▶ [Description of the task]: Gather every line from the entries below that includes "OpenOffice".

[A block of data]
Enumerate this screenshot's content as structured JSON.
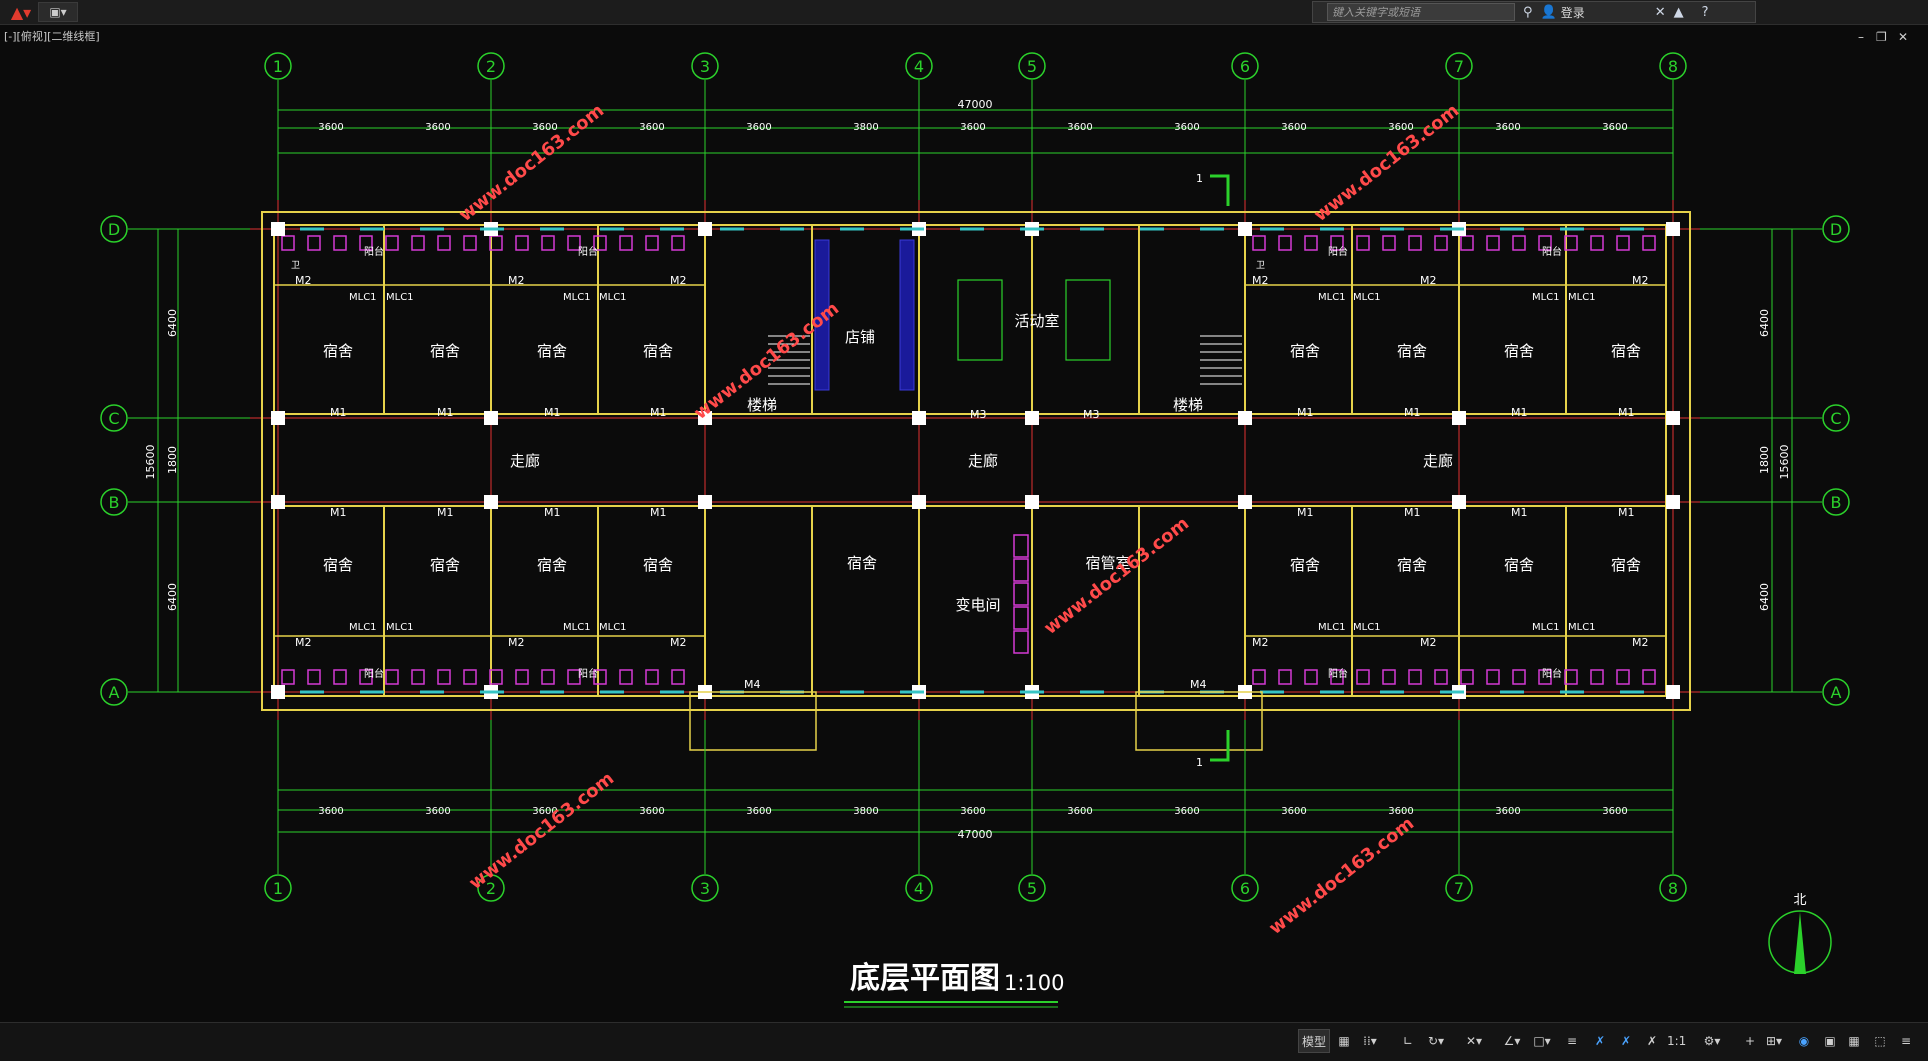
{
  "toolbar": {
    "search_placeholder": "键入关键字或短语",
    "login": "登录",
    "help": "?"
  },
  "viewport": {
    "label": "[-][俯视][二维线框]"
  },
  "drawing": {
    "title": "底层平面图",
    "scale": "1:100",
    "overall_dim": "47000",
    "col_labels": [
      "1",
      "2",
      "3",
      "4",
      "5",
      "6",
      "7",
      "8"
    ],
    "row_labels": [
      "D",
      "C",
      "B",
      "A"
    ],
    "span_dims": [
      "3600",
      "3600",
      "3600",
      "3600",
      "3800",
      "3600",
      "3600"
    ],
    "span_dims_full": [
      "3600",
      "3600",
      "3600",
      "3600",
      "3600",
      "3800",
      "3600",
      "3600",
      "3600",
      "3600",
      "3600",
      "3600",
      "3600"
    ],
    "left_dims": [
      "6400",
      "1800",
      "6400"
    ],
    "total_depth": "15600",
    "rooms": {
      "dorm": "宿舍",
      "shop": "店铺",
      "activity": "活动室",
      "stair": "楼梯",
      "corridor": "走廊",
      "dorm_mgr": "宿管室",
      "substation": "变电间",
      "balcony": "阳台",
      "toilet": "卫"
    },
    "doors": {
      "m1": "M1",
      "m2": "M2",
      "m3": "M3",
      "m4": "M4",
      "mlc1": "MLC1"
    },
    "watermark": "www.doc163.com",
    "north": "北",
    "section_mark": "1"
  },
  "status": {
    "model": "模型",
    "scale": "1:1"
  }
}
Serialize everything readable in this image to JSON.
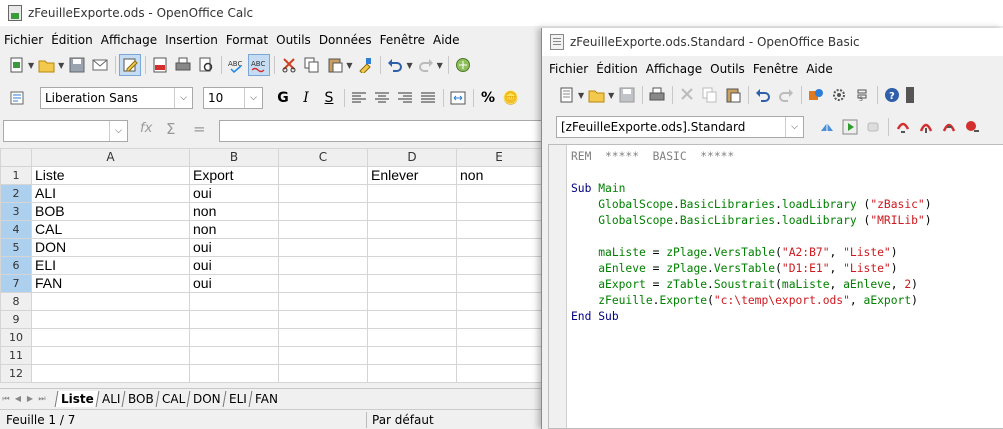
{
  "calc": {
    "title": "zFeuilleExporte.ods - OpenOffice Calc",
    "menu": [
      "Fichier",
      "Édition",
      "Affichage",
      "Insertion",
      "Format",
      "Outils",
      "Données",
      "Fenêtre",
      "Aide"
    ],
    "font_name": "Liberation Sans",
    "font_size": "10",
    "formula_glyphs": {
      "fx": "fx",
      "sum": "Σ",
      "eq": "="
    },
    "columns": [
      "A",
      "B",
      "C",
      "D",
      "E"
    ],
    "rows": [
      {
        "num": "1",
        "a": "Liste",
        "b": "Export",
        "c": "",
        "d": "Enlever",
        "e": "non",
        "sel": false
      },
      {
        "num": "2",
        "a": "ALI",
        "b": "oui",
        "c": "",
        "d": "",
        "e": "",
        "sel": true
      },
      {
        "num": "3",
        "a": "BOB",
        "b": "non",
        "c": "",
        "d": "",
        "e": "",
        "sel": true
      },
      {
        "num": "4",
        "a": "CAL",
        "b": "non",
        "c": "",
        "d": "",
        "e": "",
        "sel": true
      },
      {
        "num": "5",
        "a": "DON",
        "b": "oui",
        "c": "",
        "d": "",
        "e": "",
        "sel": true
      },
      {
        "num": "6",
        "a": "ELI",
        "b": "oui",
        "c": "",
        "d": "",
        "e": "",
        "sel": true
      },
      {
        "num": "7",
        "a": "FAN",
        "b": "oui",
        "c": "",
        "d": "",
        "e": "",
        "sel": true
      },
      {
        "num": "8",
        "a": "",
        "b": "",
        "c": "",
        "d": "",
        "e": "",
        "sel": false
      },
      {
        "num": "9",
        "a": "",
        "b": "",
        "c": "",
        "d": "",
        "e": "",
        "sel": false
      },
      {
        "num": "10",
        "a": "",
        "b": "",
        "c": "",
        "d": "",
        "e": "",
        "sel": false
      },
      {
        "num": "11",
        "a": "",
        "b": "",
        "c": "",
        "d": "",
        "e": "",
        "sel": false
      },
      {
        "num": "12",
        "a": "",
        "b": "",
        "c": "",
        "d": "",
        "e": "",
        "sel": false
      }
    ],
    "sheet_tabs": [
      "Liste",
      "ALI",
      "BOB",
      "CAL",
      "DON",
      "ELI",
      "FAN"
    ],
    "active_tab": "Liste",
    "status_sheet": "Feuille 1 / 7",
    "status_style": "Par défaut"
  },
  "basic": {
    "title": "zFeuilleExporte.ods.Standard - OpenOffice Basic",
    "menu": [
      "Fichier",
      "Édition",
      "Affichage",
      "Outils",
      "Fenêtre",
      "Aide"
    ],
    "library": "[zFeuilleExporte.ods].Standard",
    "code": [
      [
        [
          "cm",
          "REM  *****  BASIC  *****"
        ]
      ],
      [],
      [
        [
          "kw",
          "Sub"
        ],
        [
          "pl",
          " "
        ],
        [
          "id",
          "Main"
        ]
      ],
      [
        [
          "pl",
          "    "
        ],
        [
          "id",
          "GlobalScope"
        ],
        [
          "pl",
          "."
        ],
        [
          "id",
          "BasicLibraries"
        ],
        [
          "pl",
          "."
        ],
        [
          "id",
          "loadLibrary"
        ],
        [
          "pl",
          " ("
        ],
        [
          "st",
          "\"zBasic\""
        ],
        [
          "pl",
          ")"
        ]
      ],
      [
        [
          "pl",
          "    "
        ],
        [
          "id",
          "GlobalScope"
        ],
        [
          "pl",
          "."
        ],
        [
          "id",
          "BasicLibraries"
        ],
        [
          "pl",
          "."
        ],
        [
          "id",
          "loadLibrary"
        ],
        [
          "pl",
          " ("
        ],
        [
          "st",
          "\"MRILib\""
        ],
        [
          "pl",
          ")"
        ]
      ],
      [],
      [
        [
          "pl",
          "    "
        ],
        [
          "id",
          "maListe"
        ],
        [
          "pl",
          " = "
        ],
        [
          "id",
          "zPlage"
        ],
        [
          "pl",
          "."
        ],
        [
          "id",
          "VersTable"
        ],
        [
          "pl",
          "("
        ],
        [
          "st",
          "\"A2:B7\""
        ],
        [
          "pl",
          ", "
        ],
        [
          "st",
          "\"Liste\""
        ],
        [
          "pl",
          ")"
        ]
      ],
      [
        [
          "pl",
          "    "
        ],
        [
          "id",
          "aEnleve"
        ],
        [
          "pl",
          " = "
        ],
        [
          "id",
          "zPlage"
        ],
        [
          "pl",
          "."
        ],
        [
          "id",
          "VersTable"
        ],
        [
          "pl",
          "("
        ],
        [
          "st",
          "\"D1:E1\""
        ],
        [
          "pl",
          ", "
        ],
        [
          "st",
          "\"Liste\""
        ],
        [
          "pl",
          ")"
        ]
      ],
      [
        [
          "pl",
          "    "
        ],
        [
          "id",
          "aExport"
        ],
        [
          "pl",
          " = "
        ],
        [
          "id",
          "zTable"
        ],
        [
          "pl",
          "."
        ],
        [
          "id",
          "Soustrait"
        ],
        [
          "pl",
          "("
        ],
        [
          "id",
          "maListe"
        ],
        [
          "pl",
          ", "
        ],
        [
          "id",
          "aEnleve"
        ],
        [
          "pl",
          ", "
        ],
        [
          "st",
          "2"
        ],
        [
          "pl",
          ")"
        ]
      ],
      [
        [
          "pl",
          "    "
        ],
        [
          "id",
          "zFeuille"
        ],
        [
          "pl",
          "."
        ],
        [
          "id",
          "Exporte"
        ],
        [
          "pl",
          "("
        ],
        [
          "st",
          "\"c:\\temp\\export.ods\""
        ],
        [
          "pl",
          ", "
        ],
        [
          "id",
          "aExport"
        ],
        [
          "pl",
          ")"
        ]
      ],
      [
        [
          "kw",
          "End"
        ],
        [
          "pl",
          " "
        ],
        [
          "kw",
          "Sub"
        ]
      ]
    ]
  },
  "colors": {
    "selection": "#aed0ef",
    "keyword": "#000080",
    "identifier": "#008000",
    "string": "#ce181e",
    "comment": "#808080"
  }
}
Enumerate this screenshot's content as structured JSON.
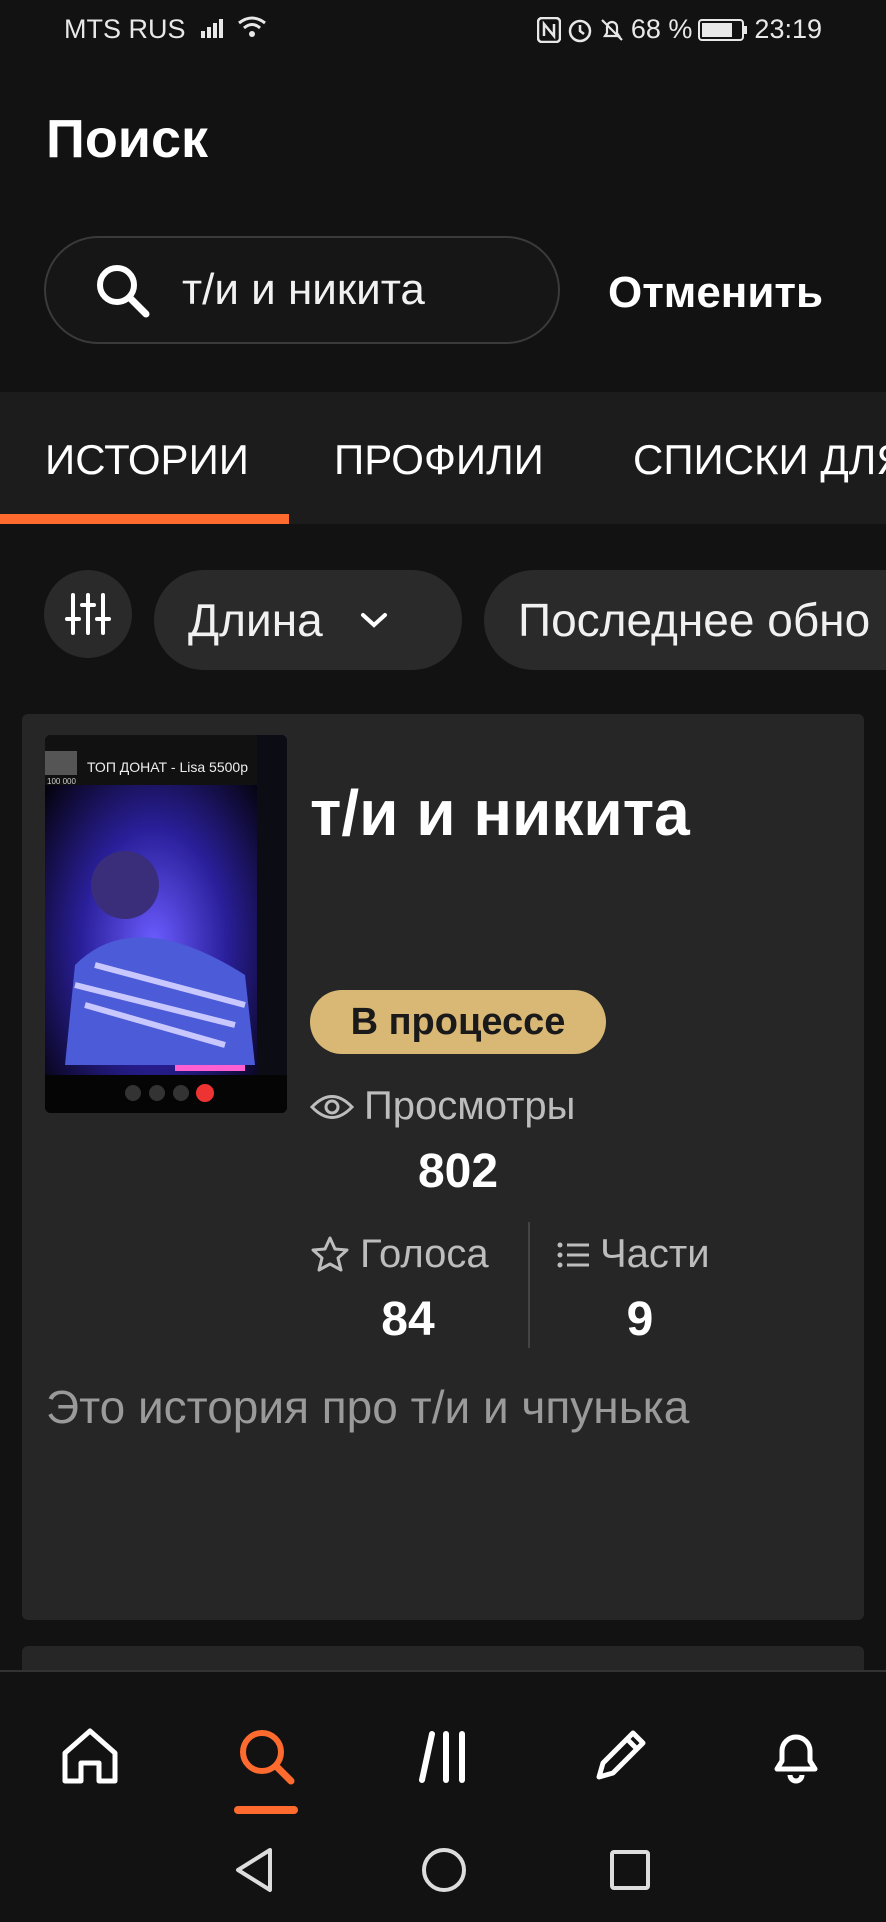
{
  "status_bar": {
    "carrier": "MTS RUS",
    "battery": "68 %",
    "time": "23:19"
  },
  "header": {
    "title": "Поиск",
    "search_value": "т/и и никита",
    "cancel_label": "Отменить"
  },
  "tabs": [
    {
      "label": "ИСТОРИИ",
      "active": true
    },
    {
      "label": "ПРОФИЛИ",
      "active": false
    },
    {
      "label": "СПИСКИ ДЛЯ",
      "active": false
    }
  ],
  "filters": {
    "length_label": "Длина",
    "updated_label": "Последнее обно"
  },
  "result": {
    "cover_caption": "ТОП ДОНАТ - Lisa 5500р",
    "cover_small_text": "100 000",
    "title": "т/и и никита",
    "status_badge": "В процессе",
    "views_label": "Просмотры",
    "views_value": "802",
    "votes_label": "Голоса",
    "votes_value": "84",
    "parts_label": "Части",
    "parts_value": "9",
    "description": "Это история про т/и и чпунька"
  },
  "colors": {
    "accent": "#ff6a2e",
    "badge": "#d9b876",
    "background": "#121212",
    "card": "#262626"
  },
  "nav": {
    "items": [
      "home-icon",
      "search-icon",
      "library-icon",
      "write-icon",
      "notifications-icon"
    ],
    "active": "search-icon"
  }
}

▶ [Answer]:
    "title": "zFeuilleExporte.ods - OpenOffice Calc",
    "title": "zFeuilleExporte.ods.Standard - OpenOffice Basic",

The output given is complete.